* _Your objective_
Each line that includes the word "Einzelnen" should be copied from the records.

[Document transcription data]
###
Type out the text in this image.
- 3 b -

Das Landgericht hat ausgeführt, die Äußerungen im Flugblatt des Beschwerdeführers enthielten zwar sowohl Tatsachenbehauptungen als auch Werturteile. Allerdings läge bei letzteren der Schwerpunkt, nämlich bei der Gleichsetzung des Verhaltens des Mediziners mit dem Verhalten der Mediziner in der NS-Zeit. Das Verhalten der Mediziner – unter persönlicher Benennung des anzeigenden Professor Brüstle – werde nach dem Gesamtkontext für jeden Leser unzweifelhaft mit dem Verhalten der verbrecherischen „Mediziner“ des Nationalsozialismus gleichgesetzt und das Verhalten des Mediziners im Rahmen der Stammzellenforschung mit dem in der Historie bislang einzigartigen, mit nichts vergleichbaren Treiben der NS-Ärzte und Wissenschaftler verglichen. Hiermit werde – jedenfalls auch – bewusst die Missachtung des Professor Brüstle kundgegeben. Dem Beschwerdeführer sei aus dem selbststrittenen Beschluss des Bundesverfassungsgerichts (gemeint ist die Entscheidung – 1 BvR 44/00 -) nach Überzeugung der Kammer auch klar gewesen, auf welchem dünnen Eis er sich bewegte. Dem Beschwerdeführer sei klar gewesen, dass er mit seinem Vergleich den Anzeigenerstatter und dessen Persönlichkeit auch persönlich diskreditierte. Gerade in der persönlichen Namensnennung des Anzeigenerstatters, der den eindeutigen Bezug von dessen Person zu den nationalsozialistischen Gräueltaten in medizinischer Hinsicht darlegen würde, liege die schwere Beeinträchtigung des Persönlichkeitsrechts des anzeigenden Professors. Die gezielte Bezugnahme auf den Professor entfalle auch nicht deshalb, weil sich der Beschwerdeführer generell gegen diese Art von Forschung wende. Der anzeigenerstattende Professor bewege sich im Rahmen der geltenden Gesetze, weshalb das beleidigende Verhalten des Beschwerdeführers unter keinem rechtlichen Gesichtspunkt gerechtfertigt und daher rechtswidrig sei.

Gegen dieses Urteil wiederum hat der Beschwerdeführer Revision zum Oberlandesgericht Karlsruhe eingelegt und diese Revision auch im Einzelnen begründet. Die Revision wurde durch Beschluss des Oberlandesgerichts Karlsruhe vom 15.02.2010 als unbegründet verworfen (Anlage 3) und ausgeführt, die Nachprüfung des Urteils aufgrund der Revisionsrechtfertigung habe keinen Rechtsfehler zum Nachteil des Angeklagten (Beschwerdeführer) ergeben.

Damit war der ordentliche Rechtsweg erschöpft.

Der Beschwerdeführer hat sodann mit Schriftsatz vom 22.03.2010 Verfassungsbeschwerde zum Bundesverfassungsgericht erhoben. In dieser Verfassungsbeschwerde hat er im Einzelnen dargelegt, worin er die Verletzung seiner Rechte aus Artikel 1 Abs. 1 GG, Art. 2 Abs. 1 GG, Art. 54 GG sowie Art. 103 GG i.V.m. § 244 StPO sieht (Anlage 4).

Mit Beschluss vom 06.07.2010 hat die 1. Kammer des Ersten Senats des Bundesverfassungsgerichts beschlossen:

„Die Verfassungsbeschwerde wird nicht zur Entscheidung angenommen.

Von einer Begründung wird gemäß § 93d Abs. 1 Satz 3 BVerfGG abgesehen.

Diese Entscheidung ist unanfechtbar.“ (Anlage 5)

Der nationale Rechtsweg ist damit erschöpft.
###
* _Solved problem_
Gegen dieses Urteil wiederum hat der Beschwerdeführer Revision zum Oberlandesgericht Karlsruhe eingelegt und diese Revision auch im Einzelnen begründet. Die Revision wurde durch Beschluss des Oberlandesgerichts Karlsruhe vom 15.02.2010 als unbegründet verworfen (Anlage 3) und ausgeführt, die Nachprüfung des Urteils aufgrund der Revisionsrechtfertigung habe keinen Rechtsfehler zum Nachteil des Angeklagten (Beschwerdeführer) ergeben.
Der Beschwerdeführer hat sodann mit Schriftsatz vom 22.03.2010 Verfassungsbeschwerde zum Bundesverfassungsgericht erhoben. In dieser Verfassungsbeschwerde hat er im Einzelnen dargelegt, worin er die Verletzung seiner Rechte aus Artikel 1 Abs. 1 GG, Art. 2 Abs. 1 GG, Art. 54 GG sowie Art. 103 GG i.V.m. § 244 StPO sieht (Anlage 4).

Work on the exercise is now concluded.